Brief:
Write out every entry exactly as it stands.

Supplied data:
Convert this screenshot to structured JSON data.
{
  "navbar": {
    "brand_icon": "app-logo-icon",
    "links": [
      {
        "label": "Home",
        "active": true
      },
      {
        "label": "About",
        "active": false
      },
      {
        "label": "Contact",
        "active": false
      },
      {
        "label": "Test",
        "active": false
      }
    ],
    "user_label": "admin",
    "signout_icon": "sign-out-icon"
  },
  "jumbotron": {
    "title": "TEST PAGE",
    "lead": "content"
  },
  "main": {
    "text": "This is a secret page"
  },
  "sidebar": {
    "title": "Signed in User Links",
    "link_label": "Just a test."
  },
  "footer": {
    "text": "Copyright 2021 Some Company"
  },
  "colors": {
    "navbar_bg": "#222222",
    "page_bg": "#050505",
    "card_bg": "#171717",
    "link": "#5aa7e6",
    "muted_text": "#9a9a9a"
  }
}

Expected answer:
Convert this screenshot to structured JSON data.
{
  "navbar": {
    "brand_icon": "app-logo-icon",
    "links": [
      {
        "label": "Home",
        "active": true
      },
      {
        "label": "About",
        "active": false
      },
      {
        "label": "Contact",
        "active": false
      },
      {
        "label": "Test",
        "active": false
      }
    ],
    "user_label": "admin",
    "signout_icon": "sign-out-icon"
  },
  "jumbotron": {
    "title": "TEST PAGE",
    "lead": "content"
  },
  "main": {
    "text": "This is a secret page"
  },
  "sidebar": {
    "title": "Signed in User Links",
    "link_label": "Just a test."
  },
  "footer": {
    "text": "Copyright 2021 Some Company"
  },
  "colors": {
    "navbar_bg": "#222222",
    "page_bg": "#050505",
    "card_bg": "#171717",
    "link": "#5aa7e6",
    "muted_text": "#9a9a9a"
  }
}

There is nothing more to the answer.